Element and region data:
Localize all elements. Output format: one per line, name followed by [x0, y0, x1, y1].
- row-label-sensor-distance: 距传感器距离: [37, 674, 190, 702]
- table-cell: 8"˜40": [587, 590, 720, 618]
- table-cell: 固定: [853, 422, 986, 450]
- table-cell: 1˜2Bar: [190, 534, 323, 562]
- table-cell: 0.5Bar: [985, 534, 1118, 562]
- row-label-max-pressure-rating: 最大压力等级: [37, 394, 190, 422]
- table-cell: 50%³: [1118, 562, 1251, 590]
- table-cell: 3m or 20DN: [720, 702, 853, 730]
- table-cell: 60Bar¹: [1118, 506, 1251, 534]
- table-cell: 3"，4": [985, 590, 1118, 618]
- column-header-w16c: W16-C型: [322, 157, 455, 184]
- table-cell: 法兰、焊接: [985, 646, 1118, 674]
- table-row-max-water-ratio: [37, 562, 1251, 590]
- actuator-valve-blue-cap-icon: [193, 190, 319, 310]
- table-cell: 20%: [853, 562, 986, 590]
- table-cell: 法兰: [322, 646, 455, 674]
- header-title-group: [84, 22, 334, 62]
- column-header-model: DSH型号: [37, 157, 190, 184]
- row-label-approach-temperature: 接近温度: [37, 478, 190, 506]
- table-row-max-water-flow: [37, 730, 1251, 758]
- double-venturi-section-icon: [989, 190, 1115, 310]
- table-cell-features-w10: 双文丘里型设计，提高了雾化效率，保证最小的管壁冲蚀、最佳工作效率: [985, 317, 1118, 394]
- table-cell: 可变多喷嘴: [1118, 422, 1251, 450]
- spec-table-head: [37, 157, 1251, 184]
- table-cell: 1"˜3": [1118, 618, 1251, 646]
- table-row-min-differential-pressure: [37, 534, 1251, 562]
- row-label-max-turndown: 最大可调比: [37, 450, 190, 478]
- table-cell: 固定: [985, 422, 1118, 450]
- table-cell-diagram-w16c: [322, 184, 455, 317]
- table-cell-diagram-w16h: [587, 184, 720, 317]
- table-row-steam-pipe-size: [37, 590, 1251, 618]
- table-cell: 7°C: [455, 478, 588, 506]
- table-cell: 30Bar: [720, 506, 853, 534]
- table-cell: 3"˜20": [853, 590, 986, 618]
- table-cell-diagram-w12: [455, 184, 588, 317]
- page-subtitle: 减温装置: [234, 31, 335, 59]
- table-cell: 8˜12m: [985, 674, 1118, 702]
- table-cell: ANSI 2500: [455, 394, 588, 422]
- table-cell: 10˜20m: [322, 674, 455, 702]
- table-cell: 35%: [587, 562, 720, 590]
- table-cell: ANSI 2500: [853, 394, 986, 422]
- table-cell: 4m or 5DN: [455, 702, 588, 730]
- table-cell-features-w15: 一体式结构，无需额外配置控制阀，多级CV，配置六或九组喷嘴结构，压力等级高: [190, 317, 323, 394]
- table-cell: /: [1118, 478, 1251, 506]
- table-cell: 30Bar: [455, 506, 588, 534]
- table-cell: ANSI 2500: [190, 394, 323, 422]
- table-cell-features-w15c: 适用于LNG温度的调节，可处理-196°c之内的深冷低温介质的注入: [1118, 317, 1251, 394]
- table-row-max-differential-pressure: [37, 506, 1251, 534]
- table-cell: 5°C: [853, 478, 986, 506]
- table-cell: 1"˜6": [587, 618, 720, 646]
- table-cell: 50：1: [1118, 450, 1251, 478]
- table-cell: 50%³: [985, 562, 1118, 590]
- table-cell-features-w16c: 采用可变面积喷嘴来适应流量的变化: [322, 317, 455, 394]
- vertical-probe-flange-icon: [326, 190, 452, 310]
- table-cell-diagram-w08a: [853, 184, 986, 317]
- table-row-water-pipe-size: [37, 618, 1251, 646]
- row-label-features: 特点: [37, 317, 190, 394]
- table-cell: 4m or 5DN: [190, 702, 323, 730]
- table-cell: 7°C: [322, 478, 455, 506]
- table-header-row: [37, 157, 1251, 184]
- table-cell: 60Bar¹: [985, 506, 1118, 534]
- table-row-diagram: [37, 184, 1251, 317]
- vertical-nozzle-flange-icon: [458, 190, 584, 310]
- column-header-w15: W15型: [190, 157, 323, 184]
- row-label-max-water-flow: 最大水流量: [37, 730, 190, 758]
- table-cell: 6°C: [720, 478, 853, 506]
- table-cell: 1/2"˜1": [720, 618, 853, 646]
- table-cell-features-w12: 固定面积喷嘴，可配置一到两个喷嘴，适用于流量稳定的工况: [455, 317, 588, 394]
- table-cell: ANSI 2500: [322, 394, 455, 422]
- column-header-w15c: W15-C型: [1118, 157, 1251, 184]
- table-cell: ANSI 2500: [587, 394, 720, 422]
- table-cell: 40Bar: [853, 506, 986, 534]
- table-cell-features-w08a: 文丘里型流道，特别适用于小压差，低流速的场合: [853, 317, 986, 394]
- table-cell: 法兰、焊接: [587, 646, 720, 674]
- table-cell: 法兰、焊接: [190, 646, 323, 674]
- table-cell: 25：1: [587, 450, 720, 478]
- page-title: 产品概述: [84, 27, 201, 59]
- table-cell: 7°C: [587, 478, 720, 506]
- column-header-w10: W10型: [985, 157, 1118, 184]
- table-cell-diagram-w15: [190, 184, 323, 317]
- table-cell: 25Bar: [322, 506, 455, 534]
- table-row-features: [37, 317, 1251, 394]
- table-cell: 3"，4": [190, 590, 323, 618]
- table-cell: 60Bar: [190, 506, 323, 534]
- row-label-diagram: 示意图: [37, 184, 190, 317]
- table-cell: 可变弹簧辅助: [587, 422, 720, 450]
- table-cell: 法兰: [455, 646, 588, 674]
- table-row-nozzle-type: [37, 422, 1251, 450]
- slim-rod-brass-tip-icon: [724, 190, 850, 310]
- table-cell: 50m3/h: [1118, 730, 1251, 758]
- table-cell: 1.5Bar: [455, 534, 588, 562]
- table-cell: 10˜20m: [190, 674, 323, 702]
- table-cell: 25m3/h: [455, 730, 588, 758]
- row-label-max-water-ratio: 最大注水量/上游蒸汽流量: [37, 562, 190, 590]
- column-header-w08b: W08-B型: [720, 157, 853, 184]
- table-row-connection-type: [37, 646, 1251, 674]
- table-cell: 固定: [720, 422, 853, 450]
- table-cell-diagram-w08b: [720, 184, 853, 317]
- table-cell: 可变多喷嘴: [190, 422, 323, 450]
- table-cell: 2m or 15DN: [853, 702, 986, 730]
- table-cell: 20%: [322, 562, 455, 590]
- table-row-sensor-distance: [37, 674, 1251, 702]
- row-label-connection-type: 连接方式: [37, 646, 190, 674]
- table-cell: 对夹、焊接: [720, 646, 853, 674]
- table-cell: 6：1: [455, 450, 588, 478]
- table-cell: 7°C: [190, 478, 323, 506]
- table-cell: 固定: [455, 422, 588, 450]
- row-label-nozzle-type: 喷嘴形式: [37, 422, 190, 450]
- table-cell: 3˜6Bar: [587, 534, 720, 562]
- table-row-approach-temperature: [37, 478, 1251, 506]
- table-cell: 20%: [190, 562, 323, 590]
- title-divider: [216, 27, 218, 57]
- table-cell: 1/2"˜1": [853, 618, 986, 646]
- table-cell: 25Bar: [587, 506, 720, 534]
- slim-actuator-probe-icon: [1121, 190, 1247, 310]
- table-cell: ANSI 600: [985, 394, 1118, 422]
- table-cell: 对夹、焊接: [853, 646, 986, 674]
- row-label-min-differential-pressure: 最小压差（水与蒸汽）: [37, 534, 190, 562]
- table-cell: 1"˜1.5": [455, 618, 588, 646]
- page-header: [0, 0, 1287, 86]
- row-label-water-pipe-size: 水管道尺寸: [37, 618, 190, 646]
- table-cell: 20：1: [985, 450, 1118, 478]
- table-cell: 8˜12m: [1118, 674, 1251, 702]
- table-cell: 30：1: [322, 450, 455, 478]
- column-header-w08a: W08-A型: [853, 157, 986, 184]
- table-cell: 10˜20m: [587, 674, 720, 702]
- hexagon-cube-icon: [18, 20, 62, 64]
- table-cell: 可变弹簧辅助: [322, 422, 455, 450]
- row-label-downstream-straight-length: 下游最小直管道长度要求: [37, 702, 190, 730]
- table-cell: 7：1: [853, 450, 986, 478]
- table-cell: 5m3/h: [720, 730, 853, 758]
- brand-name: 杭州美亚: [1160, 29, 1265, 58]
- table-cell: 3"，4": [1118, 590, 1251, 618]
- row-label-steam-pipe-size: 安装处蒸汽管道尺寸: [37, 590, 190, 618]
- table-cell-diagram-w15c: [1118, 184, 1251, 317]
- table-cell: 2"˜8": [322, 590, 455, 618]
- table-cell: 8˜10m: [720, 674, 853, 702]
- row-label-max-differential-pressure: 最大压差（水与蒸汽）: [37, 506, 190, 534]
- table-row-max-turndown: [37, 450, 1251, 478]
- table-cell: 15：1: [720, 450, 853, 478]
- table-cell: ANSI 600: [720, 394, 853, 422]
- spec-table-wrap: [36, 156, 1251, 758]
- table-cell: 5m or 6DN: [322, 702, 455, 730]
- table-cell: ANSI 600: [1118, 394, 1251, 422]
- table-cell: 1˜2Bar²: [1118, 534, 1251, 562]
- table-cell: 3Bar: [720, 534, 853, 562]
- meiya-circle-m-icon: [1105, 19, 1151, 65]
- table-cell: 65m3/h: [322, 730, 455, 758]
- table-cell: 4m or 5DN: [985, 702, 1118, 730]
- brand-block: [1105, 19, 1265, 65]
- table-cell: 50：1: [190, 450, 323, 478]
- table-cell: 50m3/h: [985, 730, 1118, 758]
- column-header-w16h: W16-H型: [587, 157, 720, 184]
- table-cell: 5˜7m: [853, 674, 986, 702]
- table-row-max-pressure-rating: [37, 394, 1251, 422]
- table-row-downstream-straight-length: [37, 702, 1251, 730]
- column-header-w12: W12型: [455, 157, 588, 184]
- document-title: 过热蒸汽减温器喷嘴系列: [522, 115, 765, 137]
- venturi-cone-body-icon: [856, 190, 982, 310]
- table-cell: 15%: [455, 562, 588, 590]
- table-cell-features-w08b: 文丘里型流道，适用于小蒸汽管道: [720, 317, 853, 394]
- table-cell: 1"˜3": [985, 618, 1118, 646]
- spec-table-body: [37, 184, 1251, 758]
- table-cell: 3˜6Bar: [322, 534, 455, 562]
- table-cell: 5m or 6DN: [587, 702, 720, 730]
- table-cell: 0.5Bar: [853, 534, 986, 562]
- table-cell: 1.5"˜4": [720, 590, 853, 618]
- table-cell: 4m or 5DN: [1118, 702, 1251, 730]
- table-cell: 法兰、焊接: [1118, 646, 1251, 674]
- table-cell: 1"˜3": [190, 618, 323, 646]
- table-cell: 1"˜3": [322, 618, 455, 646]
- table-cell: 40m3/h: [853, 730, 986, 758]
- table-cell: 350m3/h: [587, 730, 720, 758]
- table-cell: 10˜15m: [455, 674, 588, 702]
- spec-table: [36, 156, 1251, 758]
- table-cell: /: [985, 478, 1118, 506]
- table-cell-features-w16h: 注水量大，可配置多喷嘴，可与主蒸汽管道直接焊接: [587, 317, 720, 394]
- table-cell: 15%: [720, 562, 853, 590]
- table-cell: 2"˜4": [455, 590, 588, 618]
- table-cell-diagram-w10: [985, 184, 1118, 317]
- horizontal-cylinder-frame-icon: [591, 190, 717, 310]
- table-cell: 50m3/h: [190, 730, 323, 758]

* **REQUIREMENT**: Substitute "Required format" for "Output format" in the items, starting at their beginning and ending at the line that contains "- table-cell: 3m". Reproduce only that span, with nothing else altered.

* **THE OUTPUT**:
Localize all elements. Required format: one per line, name followed by [x0, y0, x1, y1].
- row-label-sensor-distance: 距传感器距离: [37, 674, 190, 702]
- table-cell: 8"˜40": [587, 590, 720, 618]
- table-cell: 固定: [853, 422, 986, 450]
- table-cell: 1˜2Bar: [190, 534, 323, 562]
- table-cell: 0.5Bar: [985, 534, 1118, 562]
- row-label-max-pressure-rating: 最大压力等级: [37, 394, 190, 422]
- table-cell: 50%³: [1118, 562, 1251, 590]
- table-cell: 3m or 20DN: [720, 702, 853, 730]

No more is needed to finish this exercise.